Saved entries:
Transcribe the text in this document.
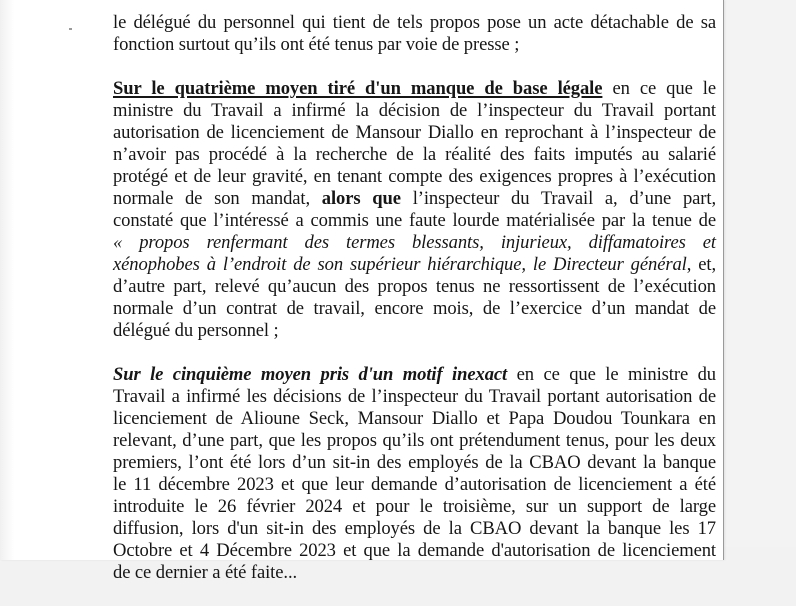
le délégué du personnel qui tient de tels propos pose un acte détachable de sa
fonction surtout qu’ils ont été tenus par voie de presse ;
Sur le quatrième moyen tiré d'un manque de base légale en ce que le
ministre du Travail a infirmé la décision de l’inspecteur du Travail portant
autorisation de licenciement de Mansour Diallo en reprochant à l’inspecteur de
n’avoir pas procédé à la recherche de la réalité des faits imputés au salarié
protégé et de leur gravité, en tenant compte des exigences propres à l’exécution
normale de son mandat, alors que l’inspecteur du Travail a, d’une part,
constaté que l’intéressé a commis une faute lourde matérialisée par la tenue de
« propos renfermant des termes blessants, injurieux, diffamatoires et
xénophobes à l’endroit de son supérieur hiérarchique, le Directeur général, et,
d’autre part, relevé qu’aucun des propos tenus ne ressortissent de l’exécution
normale d’un contrat de travail, encore mois, de l’exercice d’un mandat de
délégué du personnel ;
Sur le cinquième moyen pris d'un motif inexact en ce que le ministre du
Travail a infirmé les décisions de l’inspecteur du Travail portant autorisation de
licenciement de Alioune Seck, Mansour Diallo et Papa Doudou Tounkara en
relevant, d’une part, que les propos qu’ils ont prétendument tenus, pour les deux
premiers, l’ont été lors d’un sit-in des employés de la CBAO devant la banque
le 11 décembre 2023 et que leur demande d’autorisation de licenciement a été
introduite le 26 février 2024 et pour le troisième, sur un support de large
diffusion, lors d'un sit-in des employés de la CBAO devant la banque les 17
Octobre et 4 Décembre 2023 et que la demande d'autorisation de licenciement
de ce dernier a été faite...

_What the task requires_
Leave out the pictures and copy every record above exactly.

_Complete response_
Transcribe the text in this document.
le délégué du personnel qui tient de tels propos pose un acte détachable de sa
fonction surtout qu’ils ont été tenus par voie de presse ;
Sur le quatrième moyen tiré d'un manque de base légale en ce que le
ministre du Travail a infirmé la décision de l’inspecteur du Travail portant
autorisation de licenciement de Mansour Diallo en reprochant à l’inspecteur de
n’avoir pas procédé à la recherche de la réalité des faits imputés au salarié
protégé et de leur gravité, en tenant compte des exigences propres à l’exécution
normale de son mandat, alors que l’inspecteur du Travail a, d’une part,
constaté que l’intéressé a commis une faute lourde matérialisée par la tenue de
« propos renfermant des termes blessants, injurieux, diffamatoires et
xénophobes à l’endroit de son supérieur hiérarchique, le Directeur général, et,
d’autre part, relevé qu’aucun des propos tenus ne ressortissent de l’exécution
normale d’un contrat de travail, encore mois, de l’exercice d’un mandat de
délégué du personnel ;
Sur le cinquième moyen pris d'un motif inexact en ce que le ministre du
Travail a infirmé les décisions de l’inspecteur du Travail portant autorisation de
licenciement de Alioune Seck, Mansour Diallo et Papa Doudou Tounkara en
relevant, d’une part, que les propos qu’ils ont prétendument tenus, pour les deux
premiers, l’ont été lors d’un sit-in des employés de la CBAO devant la banque
le 11 décembre 2023 et que leur demande d’autorisation de licenciement a été
introduite le 26 février 2024 et pour le troisième, sur un support de large
diffusion, lors d'un sit-in des employés de la CBAO devant la banque les 17
Octobre et 4 Décembre 2023 et que la demande d'autorisation de licenciement
de ce dernier a été faite...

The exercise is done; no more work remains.